§ Task directions
Could you restate every line of the data word for word?

(Stored records)
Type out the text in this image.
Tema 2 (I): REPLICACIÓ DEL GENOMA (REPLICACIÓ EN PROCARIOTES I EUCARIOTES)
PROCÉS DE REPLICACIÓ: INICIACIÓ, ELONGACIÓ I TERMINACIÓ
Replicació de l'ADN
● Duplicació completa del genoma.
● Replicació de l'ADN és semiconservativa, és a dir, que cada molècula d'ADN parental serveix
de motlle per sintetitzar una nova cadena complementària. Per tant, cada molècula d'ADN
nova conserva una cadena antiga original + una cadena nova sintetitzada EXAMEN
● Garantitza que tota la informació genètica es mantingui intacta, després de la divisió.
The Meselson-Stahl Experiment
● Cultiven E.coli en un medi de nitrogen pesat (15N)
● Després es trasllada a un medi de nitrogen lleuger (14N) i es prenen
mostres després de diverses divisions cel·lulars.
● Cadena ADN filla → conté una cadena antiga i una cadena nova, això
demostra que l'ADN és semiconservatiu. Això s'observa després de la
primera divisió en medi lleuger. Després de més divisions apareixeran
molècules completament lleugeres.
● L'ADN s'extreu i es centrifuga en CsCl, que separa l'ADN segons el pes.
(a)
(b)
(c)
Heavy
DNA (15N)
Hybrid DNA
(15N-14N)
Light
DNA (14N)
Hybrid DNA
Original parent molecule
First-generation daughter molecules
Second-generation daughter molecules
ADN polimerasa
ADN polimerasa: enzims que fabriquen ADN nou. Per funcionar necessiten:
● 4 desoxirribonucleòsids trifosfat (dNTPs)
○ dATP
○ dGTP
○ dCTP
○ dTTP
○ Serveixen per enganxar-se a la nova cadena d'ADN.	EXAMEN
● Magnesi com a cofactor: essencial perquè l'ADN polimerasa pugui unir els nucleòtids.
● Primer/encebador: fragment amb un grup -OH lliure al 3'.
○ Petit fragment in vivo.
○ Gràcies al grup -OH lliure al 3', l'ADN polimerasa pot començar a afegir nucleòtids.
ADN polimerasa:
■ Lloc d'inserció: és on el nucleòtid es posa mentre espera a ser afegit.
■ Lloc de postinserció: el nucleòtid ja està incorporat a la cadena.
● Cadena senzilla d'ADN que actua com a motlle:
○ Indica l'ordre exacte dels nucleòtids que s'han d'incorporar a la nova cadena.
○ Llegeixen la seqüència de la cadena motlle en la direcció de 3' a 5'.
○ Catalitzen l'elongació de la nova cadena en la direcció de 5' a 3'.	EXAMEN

§ Worked solution
Type out the text in this image.
Tema 2 (I): REPLICACIÓ DEL GENOMA (REPLICACIÓ EN PROCARIOTES I EUCARIOTES)
PROCÉS DE REPLICACIÓ: INICIACIÓ, ELONGACIÓ I TERMINACIÓ
Replicació de l'ADN
● Duplicació completa del genoma.
● Replicació de l'ADN és semiconservativa, és a dir, que cada molècula d'ADN parental serveix
de motlle per sintetitzar una nova cadena complementària. Per tant, cada molècula d'ADN
nova conserva una cadena antiga original + una cadena nova sintetitzada EXAMEN
● Garantitza que tota la informació genètica es mantingui intacta, després de la divisió.
The Meselson-Stahl Experiment
● Cultiven E.coli en un medi de nitrogen pesat (15N)
● Després es trasllada a un medi de nitrogen lleuger (14N) i es prenen
mostres després de diverses divisions cel·lulars.
● Cadena ADN filla → conté una cadena antiga i una cadena nova, això
demostra que l'ADN és semiconservatiu. Això s'observa després de la
primera divisió en medi lleuger. Després de més divisions apareixeran
molècules completament lleugeres.
● L'ADN s'extreu i es centrifuga en CsCl, que separa l'ADN segons el pes.
(a)
(b)
(c)
Heavy
DNA (15N)
Hybrid DNA
(15N-14N)
Light
DNA (14N)
Hybrid DNA
Original parent molecule
First-generation daughter molecules
Second-generation daughter molecules
ADN polimerasa
ADN polimerasa: enzims que fabriquen ADN nou. Per funcionar necessiten:
● 4 desoxirribonucleòsids trifosfat (dNTPs)
○ dATP
○ dGTP
○ dCTP
○ dTTP
○ Serveixen per enganxar-se a la nova cadena d'ADN.	EXAMEN
● Magnesi com a cofactor: essencial perquè l'ADN polimerasa pugui unir els nucleòtids.
● Primer/encebador: fragment amb un grup -OH lliure al 3'.
○ Petit fragment in vivo.
○ Gràcies al grup -OH lliure al 3', l'ADN polimerasa pot començar a afegir nucleòtids.
ADN polimerasa:
■ Lloc d'inserció: és on el nucleòtid es posa mentre espera a ser afegit.
■ Lloc de postinserció: el nucleòtid ja està incorporat a la cadena.
● Cadena senzilla d'ADN que actua com a motlle:
○ Indica l'ordre exacte dels nucleòtids que s'han d'incorporar a la nova cadena.
○ Llegeixen la seqüència de la cadena motlle en la direcció de 3' a 5'.
○ Catalitzen l'elongació de la nova cadena en la direcció de 5' a 3'.	EXAMEN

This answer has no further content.